----- EXCERPTED DATA -----
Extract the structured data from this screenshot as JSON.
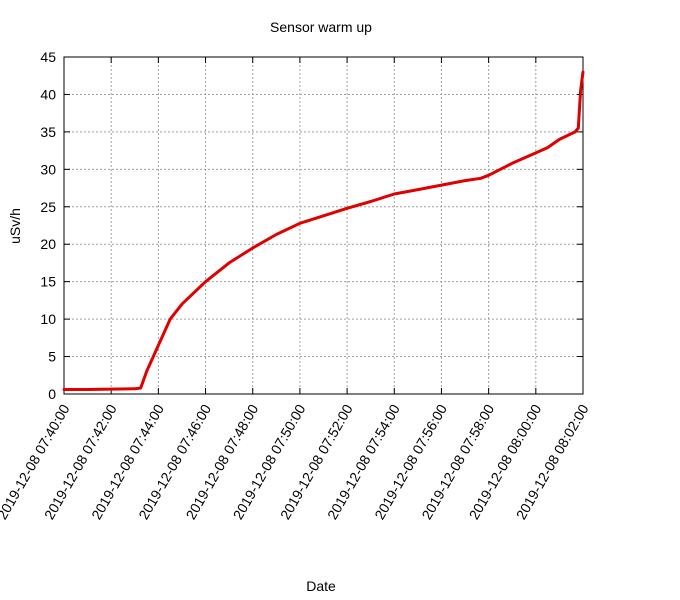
{
  "chart_data": {
    "type": "line",
    "title": "Sensor warm up",
    "xlabel": "Date",
    "ylabel": "uSv/h",
    "x_axis_type": "time",
    "xlim": [
      "2019-12-08 07:40:00",
      "2019-12-08 08:02:00"
    ],
    "ylim": [
      0,
      45
    ],
    "grid": true,
    "legend": "none",
    "x_ticks": [
      "2019-12-08 07:40:00",
      "2019-12-08 07:42:00",
      "2019-12-08 07:44:00",
      "2019-12-08 07:46:00",
      "2019-12-08 07:48:00",
      "2019-12-08 07:50:00",
      "2019-12-08 07:52:00",
      "2019-12-08 07:54:00",
      "2019-12-08 07:56:00",
      "2019-12-08 07:58:00",
      "2019-12-08 08:00:00",
      "2019-12-08 08:02:00"
    ],
    "y_ticks": [
      "0",
      "5",
      "10",
      "15",
      "20",
      "25",
      "30",
      "35",
      "40",
      "45"
    ],
    "series": [
      {
        "color": "#e00000",
        "x": [
          "2019-12-08 07:40:00",
          "2019-12-08 07:41:00",
          "2019-12-08 07:42:00",
          "2019-12-08 07:43:00",
          "2019-12-08 07:43:15",
          "2019-12-08 07:43:30",
          "2019-12-08 07:44:00",
          "2019-12-08 07:44:30",
          "2019-12-08 07:45:00",
          "2019-12-08 07:46:00",
          "2019-12-08 07:47:00",
          "2019-12-08 07:48:00",
          "2019-12-08 07:49:00",
          "2019-12-08 07:50:00",
          "2019-12-08 07:51:00",
          "2019-12-08 07:52:00",
          "2019-12-08 07:53:00",
          "2019-12-08 07:54:00",
          "2019-12-08 07:55:00",
          "2019-12-08 07:56:00",
          "2019-12-08 07:57:00",
          "2019-12-08 07:57:40",
          "2019-12-08 07:58:00",
          "2019-12-08 07:59:00",
          "2019-12-08 08:00:00",
          "2019-12-08 08:00:30",
          "2019-12-08 08:01:00",
          "2019-12-08 08:01:40",
          "2019-12-08 08:01:48",
          "2019-12-08 08:01:54",
          "2019-12-08 08:02:00"
        ],
        "y": [
          0.6,
          0.6,
          0.65,
          0.7,
          0.8,
          3.0,
          6.5,
          10.0,
          12.0,
          15.0,
          17.5,
          19.5,
          21.3,
          22.8,
          23.8,
          24.8,
          25.7,
          26.7,
          27.3,
          27.9,
          28.5,
          28.8,
          29.2,
          30.8,
          32.2,
          32.9,
          34.0,
          35.0,
          35.5,
          40.5,
          43.0
        ]
      }
    ]
  }
}
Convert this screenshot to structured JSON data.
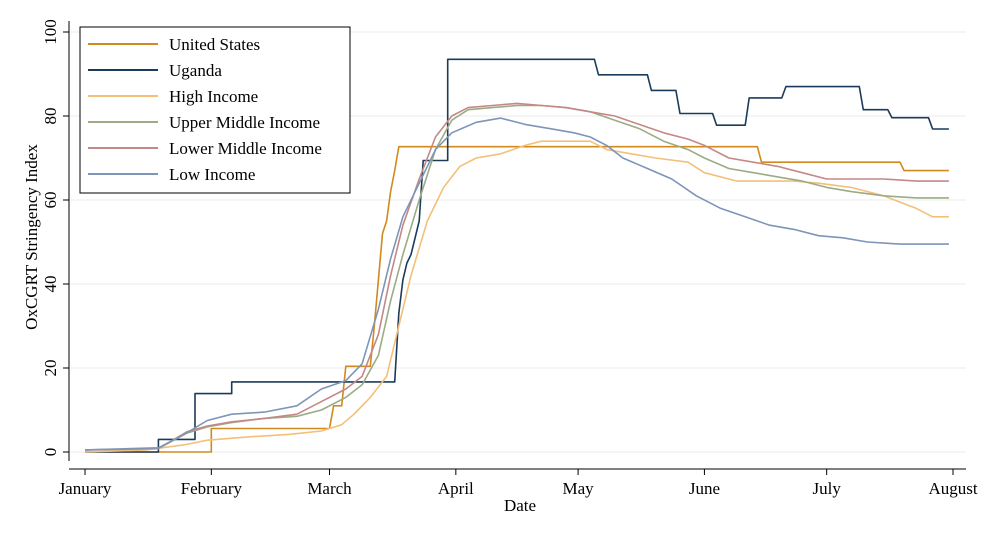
{
  "chart_data": {
    "type": "line",
    "title": "",
    "xlabel": "Date",
    "ylabel": "OxCGRT Stringency Index",
    "xlim": [
      0,
      213
    ],
    "ylim": [
      0,
      100
    ],
    "grid": true,
    "legend_position": "top-left",
    "x_ticks": [
      {
        "label": "January",
        "day": 0
      },
      {
        "label": "February",
        "day": 31
      },
      {
        "label": "March",
        "day": 60
      },
      {
        "label": "April",
        "day": 91
      },
      {
        "label": "May",
        "day": 121
      },
      {
        "label": "June",
        "day": 152
      },
      {
        "label": "July",
        "day": 182
      },
      {
        "label": "August",
        "day": 213
      }
    ],
    "y_ticks": [
      0,
      20,
      40,
      60,
      80,
      100
    ],
    "series": [
      {
        "name": "United States",
        "color": "#d08a1e",
        "points": [
          [
            0,
            0
          ],
          [
            31,
            0
          ],
          [
            31,
            5.6
          ],
          [
            60,
            5.6
          ],
          [
            61,
            11
          ],
          [
            63,
            11
          ],
          [
            64,
            20.4
          ],
          [
            70,
            20.4
          ],
          [
            71,
            30
          ],
          [
            72,
            41
          ],
          [
            73,
            52
          ],
          [
            74,
            55
          ],
          [
            75,
            62
          ],
          [
            76,
            67
          ],
          [
            77,
            72.7
          ],
          [
            165,
            72.7
          ],
          [
            166,
            69
          ],
          [
            200,
            69
          ],
          [
            201,
            67
          ],
          [
            212,
            67
          ]
        ]
      },
      {
        "name": "Uganda",
        "color": "#1c3b5a",
        "points": [
          [
            0,
            0
          ],
          [
            18,
            0
          ],
          [
            18,
            3
          ],
          [
            27,
            3
          ],
          [
            27,
            13.9
          ],
          [
            36,
            13.9
          ],
          [
            36,
            16.7
          ],
          [
            76,
            16.7
          ],
          [
            77,
            33
          ],
          [
            78,
            41
          ],
          [
            79,
            45
          ],
          [
            80,
            47
          ],
          [
            82,
            55
          ],
          [
            83,
            69.4
          ],
          [
            89,
            69.4
          ],
          [
            89,
            93.5
          ],
          [
            125,
            93.5
          ],
          [
            126,
            89.8
          ],
          [
            138,
            89.8
          ],
          [
            139,
            86.1
          ],
          [
            145,
            86.1
          ],
          [
            146,
            80.6
          ],
          [
            154,
            80.6
          ],
          [
            155,
            77.8
          ],
          [
            162,
            77.8
          ],
          [
            163,
            84.3
          ],
          [
            171,
            84.3
          ],
          [
            172,
            87
          ],
          [
            190,
            87
          ],
          [
            191,
            81.5
          ],
          [
            197,
            81.5
          ],
          [
            198,
            79.6
          ],
          [
            207,
            79.6
          ],
          [
            208,
            76.9
          ],
          [
            212,
            76.9
          ]
        ]
      },
      {
        "name": "High Income",
        "color": "#f3c07a",
        "points": [
          [
            0,
            0
          ],
          [
            15,
            0.5
          ],
          [
            25,
            1.8
          ],
          [
            30,
            2.8
          ],
          [
            40,
            3.6
          ],
          [
            50,
            4.2
          ],
          [
            58,
            5
          ],
          [
            63,
            6.5
          ],
          [
            66,
            9
          ],
          [
            70,
            13
          ],
          [
            74,
            18
          ],
          [
            77,
            30
          ],
          [
            80,
            42
          ],
          [
            84,
            55
          ],
          [
            88,
            63
          ],
          [
            92,
            68
          ],
          [
            96,
            70
          ],
          [
            102,
            71
          ],
          [
            108,
            73
          ],
          [
            112,
            74
          ],
          [
            120,
            74
          ],
          [
            124,
            74
          ],
          [
            128,
            72
          ],
          [
            134,
            71
          ],
          [
            140,
            70
          ],
          [
            148,
            69
          ],
          [
            152,
            66.5
          ],
          [
            160,
            64.5
          ],
          [
            168,
            64.5
          ],
          [
            174,
            64.5
          ],
          [
            180,
            64
          ],
          [
            188,
            63
          ],
          [
            196,
            61
          ],
          [
            204,
            58
          ],
          [
            208,
            56
          ],
          [
            212,
            56
          ]
        ]
      },
      {
        "name": "Upper Middle Income",
        "color": "#9cab84",
        "points": [
          [
            0,
            0.5
          ],
          [
            18,
            0.8
          ],
          [
            25,
            4.5
          ],
          [
            30,
            6
          ],
          [
            36,
            7
          ],
          [
            44,
            8
          ],
          [
            52,
            8.5
          ],
          [
            58,
            10
          ],
          [
            64,
            13
          ],
          [
            68,
            16
          ],
          [
            72,
            23
          ],
          [
            75,
            36
          ],
          [
            78,
            47
          ],
          [
            82,
            60
          ],
          [
            86,
            72
          ],
          [
            90,
            79
          ],
          [
            94,
            81.5
          ],
          [
            100,
            82
          ],
          [
            106,
            82.5
          ],
          [
            112,
            82.5
          ],
          [
            118,
            82
          ],
          [
            124,
            81
          ],
          [
            130,
            79
          ],
          [
            136,
            77
          ],
          [
            142,
            74
          ],
          [
            148,
            72
          ],
          [
            152,
            70
          ],
          [
            158,
            67.5
          ],
          [
            164,
            66.5
          ],
          [
            170,
            65.5
          ],
          [
            176,
            64.5
          ],
          [
            182,
            63
          ],
          [
            188,
            62
          ],
          [
            196,
            61
          ],
          [
            204,
            60.5
          ],
          [
            212,
            60.5
          ]
        ]
      },
      {
        "name": "Lower Middle Income",
        "color": "#c48888",
        "points": [
          [
            0,
            0.5
          ],
          [
            18,
            0.8
          ],
          [
            25,
            4.8
          ],
          [
            30,
            6.2
          ],
          [
            36,
            7.2
          ],
          [
            44,
            8
          ],
          [
            52,
            9
          ],
          [
            58,
            12
          ],
          [
            64,
            15
          ],
          [
            68,
            18
          ],
          [
            72,
            28
          ],
          [
            75,
            42
          ],
          [
            78,
            54
          ],
          [
            82,
            65
          ],
          [
            86,
            75
          ],
          [
            90,
            80
          ],
          [
            94,
            82
          ],
          [
            100,
            82.5
          ],
          [
            106,
            83
          ],
          [
            112,
            82.5
          ],
          [
            118,
            82
          ],
          [
            124,
            81
          ],
          [
            130,
            80
          ],
          [
            136,
            78
          ],
          [
            142,
            76
          ],
          [
            148,
            74.5
          ],
          [
            152,
            73
          ],
          [
            158,
            70
          ],
          [
            164,
            69
          ],
          [
            170,
            68
          ],
          [
            176,
            66.5
          ],
          [
            182,
            65
          ],
          [
            188,
            65
          ],
          [
            196,
            65
          ],
          [
            204,
            64.5
          ],
          [
            212,
            64.5
          ]
        ]
      },
      {
        "name": "Low Income",
        "color": "#7d95b8",
        "points": [
          [
            0,
            0.5
          ],
          [
            18,
            1
          ],
          [
            24,
            4
          ],
          [
            30,
            7.5
          ],
          [
            36,
            9
          ],
          [
            44,
            9.5
          ],
          [
            52,
            11
          ],
          [
            58,
            15
          ],
          [
            64,
            17
          ],
          [
            68,
            21
          ],
          [
            72,
            34
          ],
          [
            75,
            46
          ],
          [
            78,
            56
          ],
          [
            82,
            64
          ],
          [
            86,
            72
          ],
          [
            90,
            76
          ],
          [
            96,
            78.5
          ],
          [
            102,
            79.5
          ],
          [
            108,
            78
          ],
          [
            114,
            77
          ],
          [
            120,
            76
          ],
          [
            124,
            75
          ],
          [
            128,
            73
          ],
          [
            132,
            70
          ],
          [
            138,
            67.5
          ],
          [
            144,
            65
          ],
          [
            150,
            61
          ],
          [
            156,
            58
          ],
          [
            162,
            56
          ],
          [
            168,
            54
          ],
          [
            174,
            53
          ],
          [
            180,
            51.5
          ],
          [
            186,
            51
          ],
          [
            192,
            50
          ],
          [
            200,
            49.5
          ],
          [
            206,
            49.5
          ],
          [
            212,
            49.5
          ]
        ]
      }
    ]
  }
}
-----
● PROBLEM STATEMENT: Track down all lines above with the string "this" and copy them.

● WRITTEN REPLY:
Extract the structured data from this screenshot as JSON.
Convert this screenshot to structured JSON data.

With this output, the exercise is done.